- WORK TO COMPLETE -
Gather, from the data below, each line in which the word "this" occurs.

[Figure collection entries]
───

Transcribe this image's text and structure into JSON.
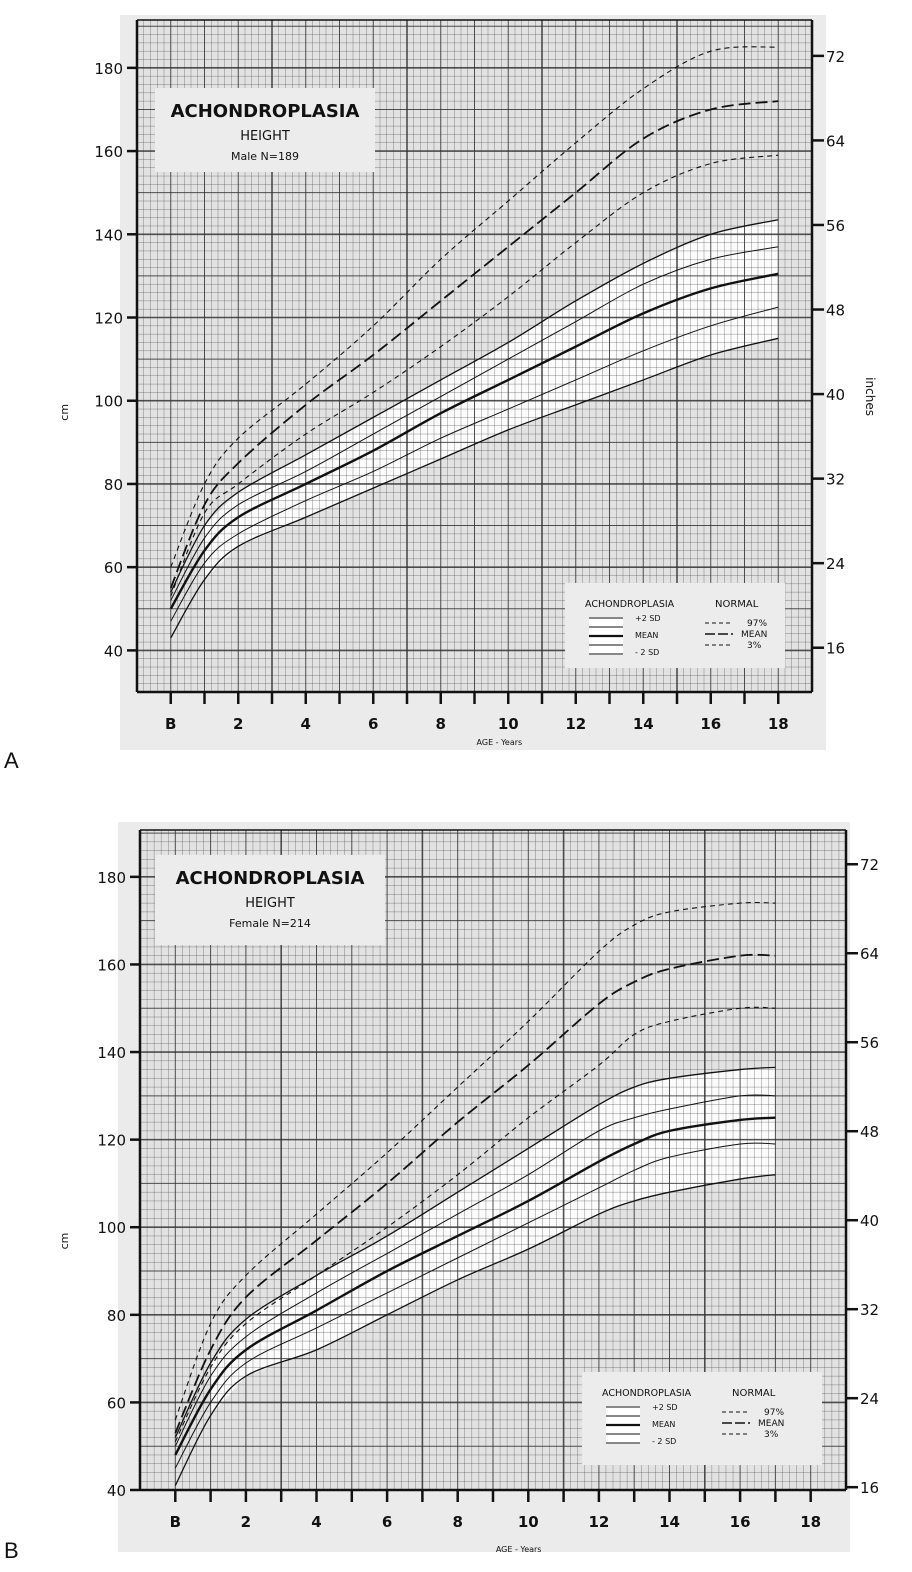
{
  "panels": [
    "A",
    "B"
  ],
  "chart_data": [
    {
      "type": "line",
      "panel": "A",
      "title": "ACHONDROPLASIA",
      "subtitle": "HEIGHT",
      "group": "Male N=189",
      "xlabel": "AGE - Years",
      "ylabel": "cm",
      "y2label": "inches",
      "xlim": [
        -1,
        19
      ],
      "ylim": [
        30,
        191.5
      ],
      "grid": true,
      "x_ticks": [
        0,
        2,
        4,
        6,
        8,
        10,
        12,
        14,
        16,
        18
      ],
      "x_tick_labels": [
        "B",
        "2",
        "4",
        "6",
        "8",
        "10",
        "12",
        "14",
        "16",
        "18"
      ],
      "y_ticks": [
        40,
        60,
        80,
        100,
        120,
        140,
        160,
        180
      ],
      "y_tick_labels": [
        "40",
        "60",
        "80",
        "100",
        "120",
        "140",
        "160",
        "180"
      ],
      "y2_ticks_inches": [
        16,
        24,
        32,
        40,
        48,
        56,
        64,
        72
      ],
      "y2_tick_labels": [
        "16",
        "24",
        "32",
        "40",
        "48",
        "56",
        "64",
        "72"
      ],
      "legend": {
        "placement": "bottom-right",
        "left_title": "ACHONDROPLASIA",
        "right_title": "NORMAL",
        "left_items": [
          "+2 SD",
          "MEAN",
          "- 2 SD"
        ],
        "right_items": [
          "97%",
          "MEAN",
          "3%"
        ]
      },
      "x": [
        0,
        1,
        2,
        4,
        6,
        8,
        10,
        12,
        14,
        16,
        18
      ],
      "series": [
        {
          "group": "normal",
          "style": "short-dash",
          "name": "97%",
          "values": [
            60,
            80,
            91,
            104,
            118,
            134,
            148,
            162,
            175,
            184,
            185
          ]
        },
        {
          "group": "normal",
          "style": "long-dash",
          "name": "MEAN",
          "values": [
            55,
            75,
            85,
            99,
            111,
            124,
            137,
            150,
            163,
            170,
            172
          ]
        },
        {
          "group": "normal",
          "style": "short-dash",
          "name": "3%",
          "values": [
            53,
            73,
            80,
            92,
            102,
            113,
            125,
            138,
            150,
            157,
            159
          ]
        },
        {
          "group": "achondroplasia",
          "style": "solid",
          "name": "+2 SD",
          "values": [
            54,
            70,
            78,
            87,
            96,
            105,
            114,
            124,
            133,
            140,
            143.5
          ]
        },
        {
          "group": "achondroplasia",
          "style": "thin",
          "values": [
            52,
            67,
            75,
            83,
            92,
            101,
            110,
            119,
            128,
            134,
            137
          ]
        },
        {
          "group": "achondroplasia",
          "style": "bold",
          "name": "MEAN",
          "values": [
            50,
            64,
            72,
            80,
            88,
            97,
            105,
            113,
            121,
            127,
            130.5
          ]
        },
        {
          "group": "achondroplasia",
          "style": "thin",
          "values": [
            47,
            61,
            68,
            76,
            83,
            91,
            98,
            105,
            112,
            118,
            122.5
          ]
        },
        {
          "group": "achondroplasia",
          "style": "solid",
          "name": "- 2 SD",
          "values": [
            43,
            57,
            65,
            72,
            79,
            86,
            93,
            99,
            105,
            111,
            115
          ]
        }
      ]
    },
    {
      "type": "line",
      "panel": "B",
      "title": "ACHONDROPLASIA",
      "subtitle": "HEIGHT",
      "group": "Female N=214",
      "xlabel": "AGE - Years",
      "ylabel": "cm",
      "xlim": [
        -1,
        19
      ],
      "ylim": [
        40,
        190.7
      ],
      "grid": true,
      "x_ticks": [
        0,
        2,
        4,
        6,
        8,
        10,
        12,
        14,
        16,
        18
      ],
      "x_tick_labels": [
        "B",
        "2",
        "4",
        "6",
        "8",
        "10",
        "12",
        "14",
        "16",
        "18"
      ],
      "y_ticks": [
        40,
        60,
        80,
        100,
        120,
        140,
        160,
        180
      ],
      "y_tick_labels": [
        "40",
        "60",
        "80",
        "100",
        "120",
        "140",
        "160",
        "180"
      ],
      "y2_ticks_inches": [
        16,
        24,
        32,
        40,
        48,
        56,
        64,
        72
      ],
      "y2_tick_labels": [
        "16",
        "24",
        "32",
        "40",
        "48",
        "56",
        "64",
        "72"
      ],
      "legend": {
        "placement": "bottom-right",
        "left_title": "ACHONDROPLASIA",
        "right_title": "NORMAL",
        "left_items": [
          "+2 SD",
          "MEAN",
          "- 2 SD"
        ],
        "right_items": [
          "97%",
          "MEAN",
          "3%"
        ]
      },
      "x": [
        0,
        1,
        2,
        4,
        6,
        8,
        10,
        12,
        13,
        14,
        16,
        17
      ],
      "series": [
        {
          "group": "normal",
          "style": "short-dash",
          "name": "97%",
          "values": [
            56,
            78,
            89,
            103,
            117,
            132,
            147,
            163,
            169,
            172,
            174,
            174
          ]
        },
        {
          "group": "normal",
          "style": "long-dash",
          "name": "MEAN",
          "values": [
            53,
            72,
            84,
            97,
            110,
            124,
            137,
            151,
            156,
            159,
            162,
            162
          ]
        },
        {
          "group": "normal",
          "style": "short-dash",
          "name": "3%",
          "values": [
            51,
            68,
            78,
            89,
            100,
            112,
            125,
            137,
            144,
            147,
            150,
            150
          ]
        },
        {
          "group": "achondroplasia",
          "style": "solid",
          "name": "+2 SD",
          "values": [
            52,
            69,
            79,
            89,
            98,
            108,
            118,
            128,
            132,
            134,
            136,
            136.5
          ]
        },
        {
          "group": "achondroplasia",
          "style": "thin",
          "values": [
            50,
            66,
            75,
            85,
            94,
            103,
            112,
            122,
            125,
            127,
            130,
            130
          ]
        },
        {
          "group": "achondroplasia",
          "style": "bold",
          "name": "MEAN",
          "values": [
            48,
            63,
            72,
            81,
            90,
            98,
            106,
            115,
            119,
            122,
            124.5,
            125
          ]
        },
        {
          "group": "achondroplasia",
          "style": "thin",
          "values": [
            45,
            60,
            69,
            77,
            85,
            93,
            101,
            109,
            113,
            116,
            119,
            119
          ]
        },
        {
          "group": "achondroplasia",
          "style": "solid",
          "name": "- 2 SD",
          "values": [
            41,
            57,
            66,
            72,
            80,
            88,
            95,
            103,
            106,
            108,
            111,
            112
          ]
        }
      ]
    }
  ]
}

───

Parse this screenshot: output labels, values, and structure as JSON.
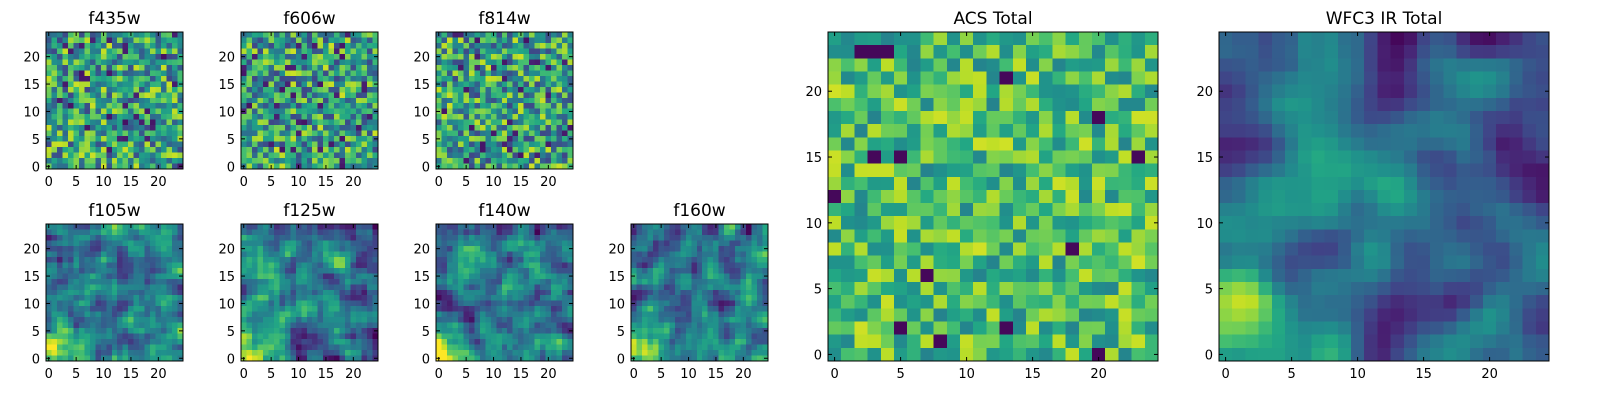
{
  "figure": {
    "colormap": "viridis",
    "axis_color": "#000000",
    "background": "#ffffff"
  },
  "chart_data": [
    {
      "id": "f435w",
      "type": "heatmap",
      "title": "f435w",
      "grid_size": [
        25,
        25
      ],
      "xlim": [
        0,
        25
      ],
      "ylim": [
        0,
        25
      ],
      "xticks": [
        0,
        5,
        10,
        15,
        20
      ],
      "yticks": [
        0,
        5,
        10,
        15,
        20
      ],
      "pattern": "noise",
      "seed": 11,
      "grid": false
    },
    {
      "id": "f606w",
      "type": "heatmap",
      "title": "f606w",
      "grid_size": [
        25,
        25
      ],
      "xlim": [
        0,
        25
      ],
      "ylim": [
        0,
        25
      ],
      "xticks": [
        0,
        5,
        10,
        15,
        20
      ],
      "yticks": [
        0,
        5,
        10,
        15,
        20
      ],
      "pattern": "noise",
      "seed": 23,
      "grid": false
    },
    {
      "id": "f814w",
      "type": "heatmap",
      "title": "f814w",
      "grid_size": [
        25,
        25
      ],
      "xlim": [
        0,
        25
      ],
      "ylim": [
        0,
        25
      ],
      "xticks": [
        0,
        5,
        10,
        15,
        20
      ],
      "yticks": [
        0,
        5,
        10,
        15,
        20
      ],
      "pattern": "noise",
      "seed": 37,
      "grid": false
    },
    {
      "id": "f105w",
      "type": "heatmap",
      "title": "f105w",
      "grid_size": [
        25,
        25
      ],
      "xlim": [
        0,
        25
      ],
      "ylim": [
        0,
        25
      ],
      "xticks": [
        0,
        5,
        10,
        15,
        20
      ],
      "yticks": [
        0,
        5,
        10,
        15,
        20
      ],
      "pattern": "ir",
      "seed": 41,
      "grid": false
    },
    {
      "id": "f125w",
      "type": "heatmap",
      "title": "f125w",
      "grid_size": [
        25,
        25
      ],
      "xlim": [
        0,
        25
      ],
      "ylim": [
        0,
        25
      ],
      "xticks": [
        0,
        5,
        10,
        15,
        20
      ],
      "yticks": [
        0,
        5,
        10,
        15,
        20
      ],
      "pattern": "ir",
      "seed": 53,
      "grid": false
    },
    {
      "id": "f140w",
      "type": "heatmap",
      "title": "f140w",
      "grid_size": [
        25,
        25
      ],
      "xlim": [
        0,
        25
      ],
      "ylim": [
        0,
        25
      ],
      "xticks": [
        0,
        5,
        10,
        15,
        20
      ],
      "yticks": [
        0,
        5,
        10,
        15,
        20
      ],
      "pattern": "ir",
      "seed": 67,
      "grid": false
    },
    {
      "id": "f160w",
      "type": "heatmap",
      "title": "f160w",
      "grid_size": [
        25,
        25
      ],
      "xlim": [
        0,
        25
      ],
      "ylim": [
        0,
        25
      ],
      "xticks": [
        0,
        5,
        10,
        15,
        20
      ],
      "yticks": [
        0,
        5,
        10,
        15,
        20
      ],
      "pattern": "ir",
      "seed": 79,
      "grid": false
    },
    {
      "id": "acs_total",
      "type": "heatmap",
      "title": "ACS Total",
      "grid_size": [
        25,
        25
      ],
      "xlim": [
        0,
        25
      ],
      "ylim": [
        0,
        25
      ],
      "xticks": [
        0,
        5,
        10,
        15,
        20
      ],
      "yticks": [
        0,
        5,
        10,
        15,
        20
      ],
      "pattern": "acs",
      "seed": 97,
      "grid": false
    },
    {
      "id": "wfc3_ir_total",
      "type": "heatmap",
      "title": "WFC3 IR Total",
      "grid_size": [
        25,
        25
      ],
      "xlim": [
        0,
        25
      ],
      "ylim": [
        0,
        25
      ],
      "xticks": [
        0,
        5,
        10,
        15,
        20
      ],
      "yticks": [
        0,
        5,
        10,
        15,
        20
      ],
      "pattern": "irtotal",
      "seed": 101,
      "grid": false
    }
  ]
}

───

- TASK ANSWER -
Transcribe this image's text and structure into JSON.
Parse this screenshot: output labels, values, and structure as JSON.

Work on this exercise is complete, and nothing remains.